▸ What to do:
Show every line containing "мүлдем" by copying it.

[start]

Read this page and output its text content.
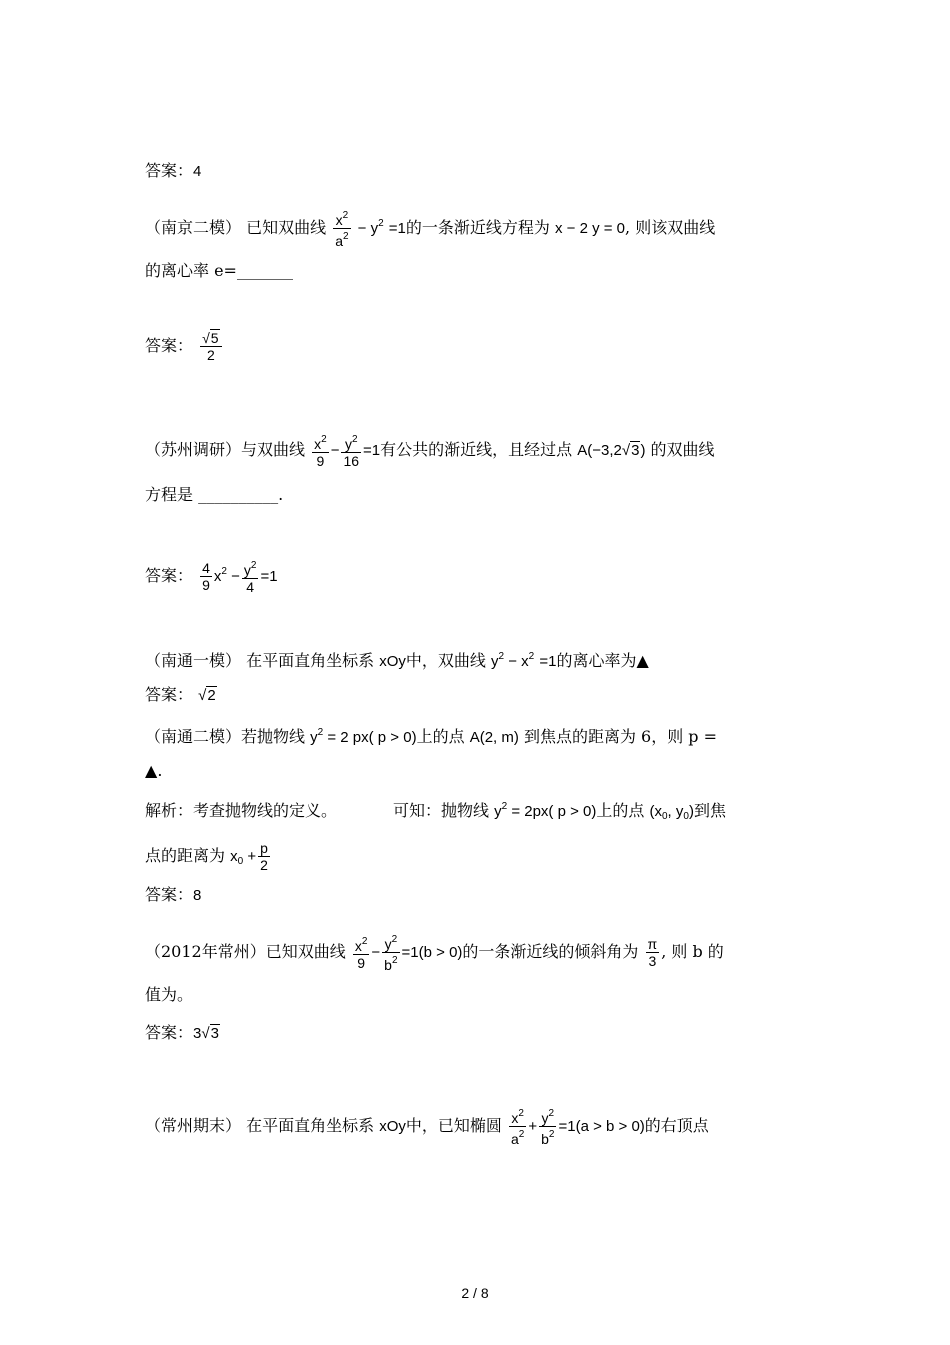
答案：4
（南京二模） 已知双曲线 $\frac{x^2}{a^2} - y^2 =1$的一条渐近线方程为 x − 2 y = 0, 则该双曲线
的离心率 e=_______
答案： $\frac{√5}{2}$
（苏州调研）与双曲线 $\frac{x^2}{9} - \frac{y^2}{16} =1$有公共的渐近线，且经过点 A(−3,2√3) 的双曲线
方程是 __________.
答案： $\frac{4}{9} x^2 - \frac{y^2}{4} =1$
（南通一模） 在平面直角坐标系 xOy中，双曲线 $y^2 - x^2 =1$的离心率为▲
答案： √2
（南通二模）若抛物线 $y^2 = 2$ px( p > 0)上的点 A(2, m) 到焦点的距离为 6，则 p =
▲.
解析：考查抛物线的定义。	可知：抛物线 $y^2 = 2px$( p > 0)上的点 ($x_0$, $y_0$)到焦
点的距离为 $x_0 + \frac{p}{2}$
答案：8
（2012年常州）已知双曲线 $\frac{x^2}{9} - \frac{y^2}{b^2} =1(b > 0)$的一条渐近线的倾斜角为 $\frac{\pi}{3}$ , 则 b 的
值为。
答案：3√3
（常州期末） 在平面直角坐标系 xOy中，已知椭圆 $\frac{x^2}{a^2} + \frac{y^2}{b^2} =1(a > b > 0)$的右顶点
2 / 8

[end]
[start]

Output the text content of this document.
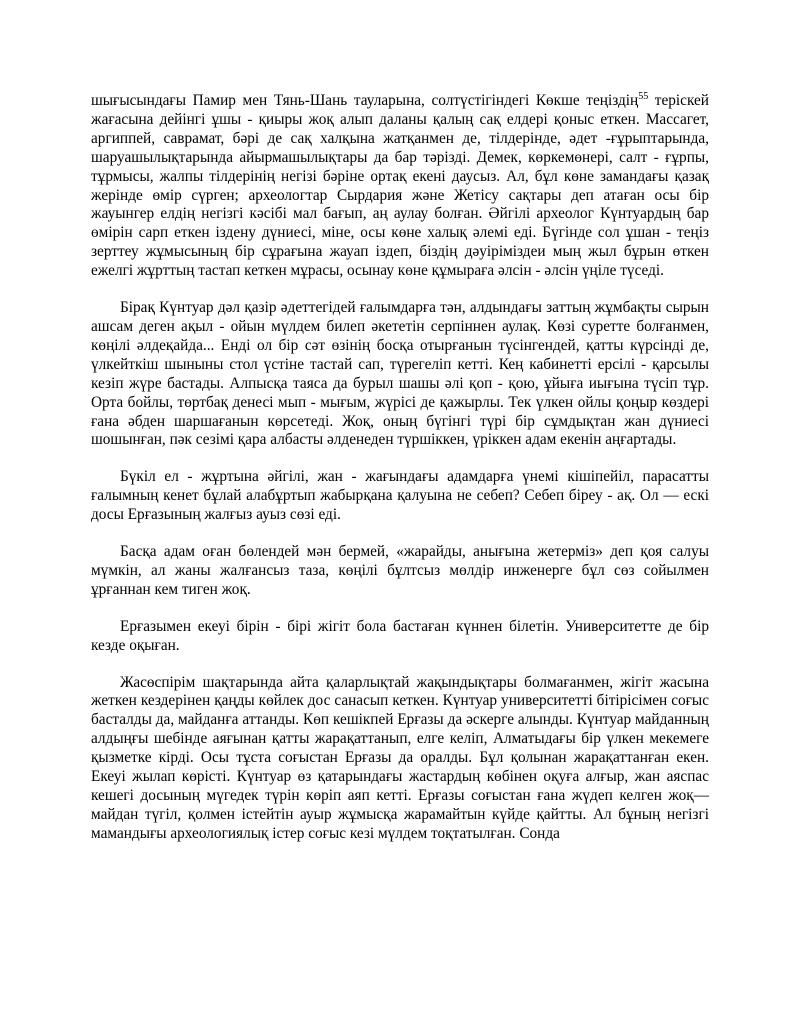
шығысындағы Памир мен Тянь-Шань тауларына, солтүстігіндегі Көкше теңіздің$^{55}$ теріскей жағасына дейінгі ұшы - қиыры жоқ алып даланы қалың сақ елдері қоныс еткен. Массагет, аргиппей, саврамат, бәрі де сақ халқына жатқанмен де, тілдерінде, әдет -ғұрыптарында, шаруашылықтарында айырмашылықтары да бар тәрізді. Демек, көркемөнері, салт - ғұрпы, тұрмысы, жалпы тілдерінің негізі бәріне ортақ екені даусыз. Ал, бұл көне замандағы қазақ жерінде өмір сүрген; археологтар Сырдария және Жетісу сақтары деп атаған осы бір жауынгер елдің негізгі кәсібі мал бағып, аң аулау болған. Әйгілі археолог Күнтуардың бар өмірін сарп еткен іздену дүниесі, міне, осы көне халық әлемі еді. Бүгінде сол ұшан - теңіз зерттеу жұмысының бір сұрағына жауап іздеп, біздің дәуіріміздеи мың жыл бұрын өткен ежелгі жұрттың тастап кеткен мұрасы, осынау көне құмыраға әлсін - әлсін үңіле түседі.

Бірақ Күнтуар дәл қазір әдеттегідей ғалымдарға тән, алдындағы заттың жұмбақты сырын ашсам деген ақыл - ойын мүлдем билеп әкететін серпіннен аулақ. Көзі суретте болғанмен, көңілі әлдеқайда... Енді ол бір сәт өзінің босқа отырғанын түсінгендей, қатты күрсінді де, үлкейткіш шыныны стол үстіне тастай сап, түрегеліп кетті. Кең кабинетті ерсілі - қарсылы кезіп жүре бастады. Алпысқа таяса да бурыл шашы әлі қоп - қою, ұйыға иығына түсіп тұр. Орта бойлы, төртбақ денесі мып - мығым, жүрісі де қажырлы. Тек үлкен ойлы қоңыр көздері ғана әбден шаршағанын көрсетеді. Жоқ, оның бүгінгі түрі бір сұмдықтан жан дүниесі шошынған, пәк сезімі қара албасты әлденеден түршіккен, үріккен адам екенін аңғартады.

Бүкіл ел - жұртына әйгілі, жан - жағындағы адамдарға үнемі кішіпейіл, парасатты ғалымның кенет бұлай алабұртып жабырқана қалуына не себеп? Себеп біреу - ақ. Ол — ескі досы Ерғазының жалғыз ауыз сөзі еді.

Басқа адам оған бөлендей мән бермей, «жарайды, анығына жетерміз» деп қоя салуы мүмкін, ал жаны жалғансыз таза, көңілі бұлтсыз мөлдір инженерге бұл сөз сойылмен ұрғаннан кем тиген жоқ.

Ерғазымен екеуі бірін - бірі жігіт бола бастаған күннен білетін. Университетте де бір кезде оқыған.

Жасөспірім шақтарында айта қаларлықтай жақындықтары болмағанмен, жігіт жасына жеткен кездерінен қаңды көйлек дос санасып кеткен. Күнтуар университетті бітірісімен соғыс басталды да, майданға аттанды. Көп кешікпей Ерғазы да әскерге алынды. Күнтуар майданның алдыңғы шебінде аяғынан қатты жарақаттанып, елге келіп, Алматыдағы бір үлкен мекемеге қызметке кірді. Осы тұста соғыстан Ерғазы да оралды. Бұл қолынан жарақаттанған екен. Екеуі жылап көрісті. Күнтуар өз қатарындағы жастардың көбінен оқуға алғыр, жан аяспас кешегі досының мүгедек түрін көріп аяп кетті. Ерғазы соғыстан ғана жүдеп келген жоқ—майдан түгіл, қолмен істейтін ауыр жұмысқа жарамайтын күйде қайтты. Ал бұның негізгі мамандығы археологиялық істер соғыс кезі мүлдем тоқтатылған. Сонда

[end]
[start]

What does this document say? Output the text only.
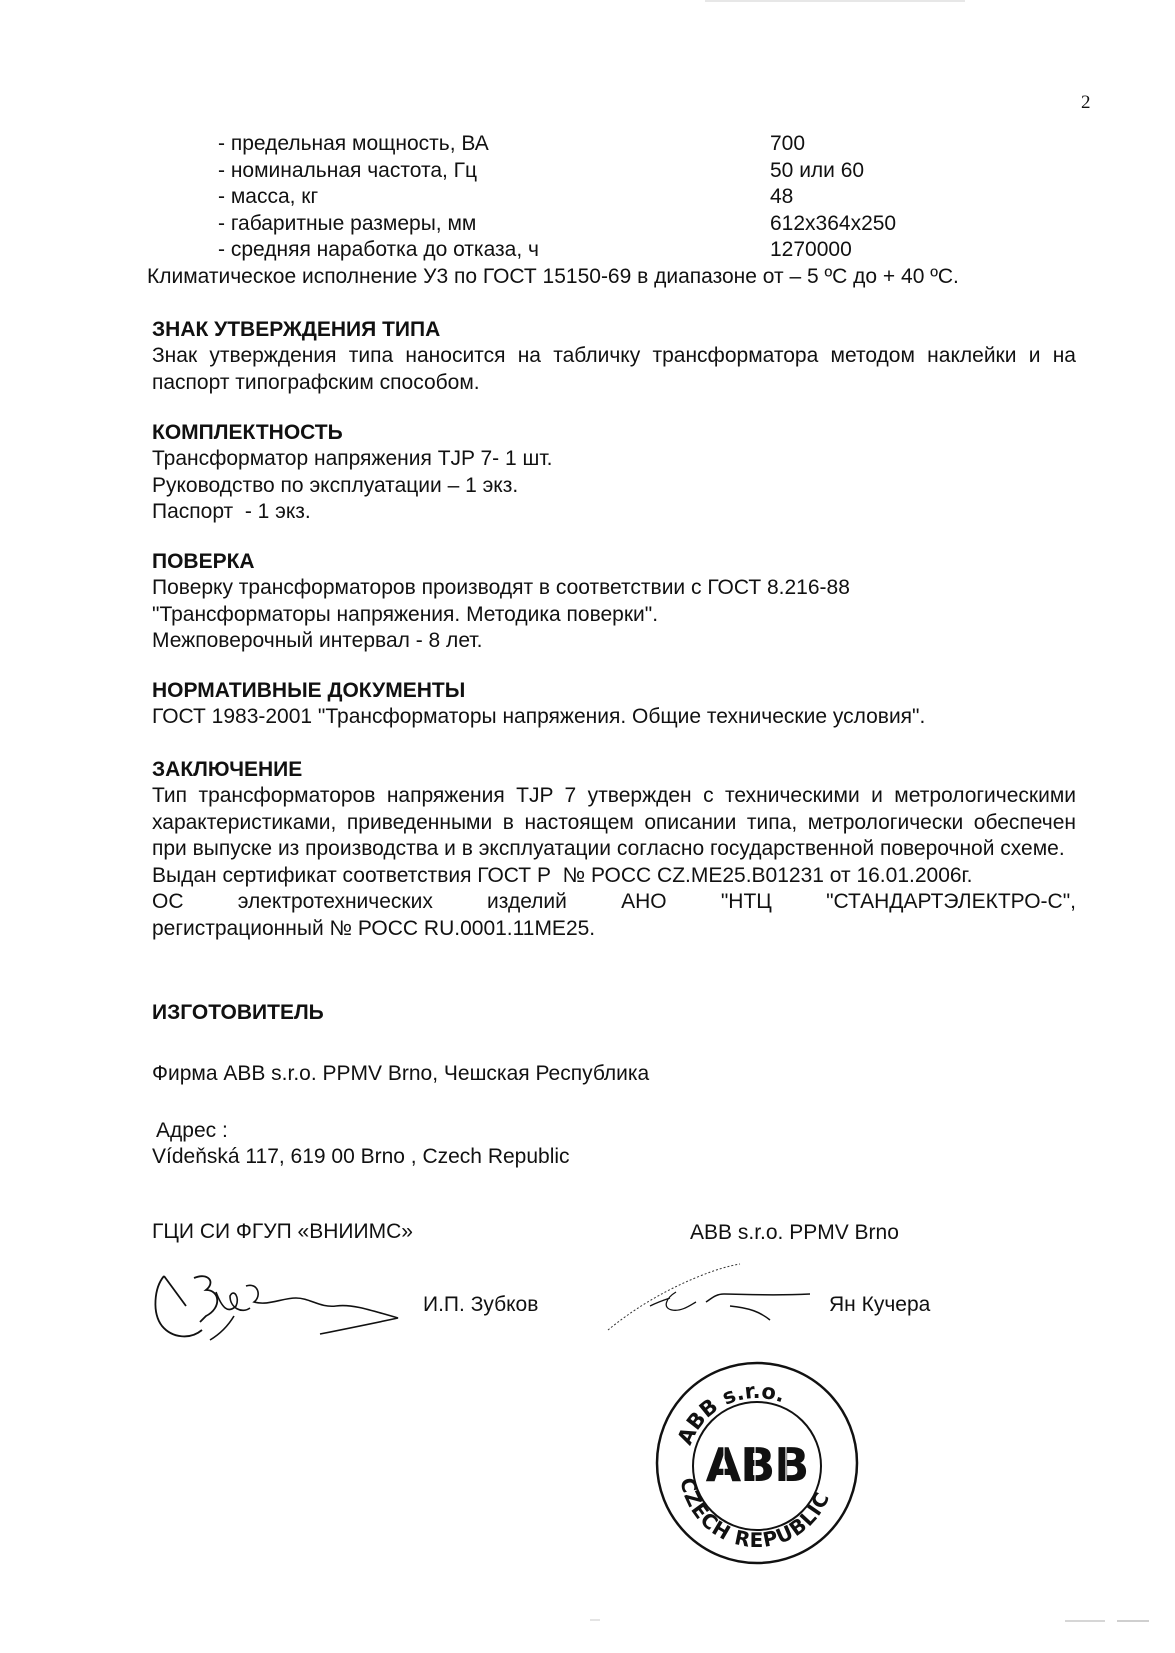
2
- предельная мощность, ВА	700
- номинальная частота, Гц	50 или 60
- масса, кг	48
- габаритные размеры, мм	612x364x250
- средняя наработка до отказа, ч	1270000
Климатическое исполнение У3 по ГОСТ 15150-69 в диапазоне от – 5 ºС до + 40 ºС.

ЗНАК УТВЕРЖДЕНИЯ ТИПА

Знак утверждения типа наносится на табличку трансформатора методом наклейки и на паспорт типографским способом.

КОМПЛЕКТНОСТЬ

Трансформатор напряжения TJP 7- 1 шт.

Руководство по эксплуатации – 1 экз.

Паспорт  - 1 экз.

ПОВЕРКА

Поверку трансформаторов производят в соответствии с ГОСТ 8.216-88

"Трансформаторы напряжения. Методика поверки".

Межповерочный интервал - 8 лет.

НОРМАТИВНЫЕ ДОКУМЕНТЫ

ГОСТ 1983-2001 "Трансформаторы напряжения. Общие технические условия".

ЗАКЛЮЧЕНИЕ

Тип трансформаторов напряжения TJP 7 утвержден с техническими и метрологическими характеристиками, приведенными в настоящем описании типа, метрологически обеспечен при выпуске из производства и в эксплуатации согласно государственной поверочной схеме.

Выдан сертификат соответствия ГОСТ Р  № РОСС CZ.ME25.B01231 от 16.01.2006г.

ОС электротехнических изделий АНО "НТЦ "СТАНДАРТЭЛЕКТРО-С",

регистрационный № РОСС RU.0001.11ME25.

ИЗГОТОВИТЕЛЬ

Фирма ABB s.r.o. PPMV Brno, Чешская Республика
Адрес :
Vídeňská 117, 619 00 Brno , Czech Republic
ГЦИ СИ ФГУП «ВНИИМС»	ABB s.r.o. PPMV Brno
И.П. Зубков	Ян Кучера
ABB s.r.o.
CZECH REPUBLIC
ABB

[end]

▸ The answer:
Бірақ Күнтуар дәл қазір әдеттегідей ғалымдарға тән, алдындағы заттың жұмбақты сырын ашсам деген ақыл - ойын мүлдем билеп әкететін серпіннен аулақ. Көзі суретте болғанмен, көңілі әлдеқайда... Енді ол бір сәт өзінің босқа отырғанын түсінгендей, қатты күрсінді де, үлкейткіш шыныны стол үстіне тастай сап, түрегеліп кетті. Кең кабинетті ерсілі - қарсылы кезіп жүре бастады. Алпысқа таяса да бурыл шашы әлі қоп - қою, ұйыға иығына түсіп тұр. Орта бойлы, төртбақ денесі мып - мығым, жүрісі де қажырлы. Тек үлкен ойлы қоңыр көздері ғана әбден шаршағанын көрсетеді. Жоқ, оның бүгінгі түрі бір сұмдықтан жан дүниесі шошынған, пәк сезімі қара албасты әлденеден түршіккен, үріккен адам екенін аңғартады.
Жасөспірім шақтарында айта қаларлықтай жақындықтары болмағанмен, жігіт жасына жеткен кездерінен қаңды көйлек дос санасып кеткен. Күнтуар университетті бітірісімен соғыс басталды да, майданға аттанды. Көп кешікпей Ерғазы да әскерге алынды. Күнтуар майданның алдыңғы шебінде аяғынан қатты жарақаттанып, елге келіп, Алматыдағы бір үлкен мекемеге қызметке кірді. Осы тұста соғыстан Ерғазы да оралды. Бұл қолынан жарақаттанған екен. Екеуі жылап көрісті. Күнтуар өз қатарындағы жастардың көбінен оқуға алғыр, жан аяспас кешегі досының мүгедек түрін көріп аяп кетті. Ерғазы соғыстан ғана жүдеп келген жоқ—майдан түгіл, қолмен істейтін ауыр жұмысқа жарамайтын күйде қайтты. Ал бұның негізгі мамандығы археологиялық істер соғыс кезі мүлдем тоқтатылған. Сонда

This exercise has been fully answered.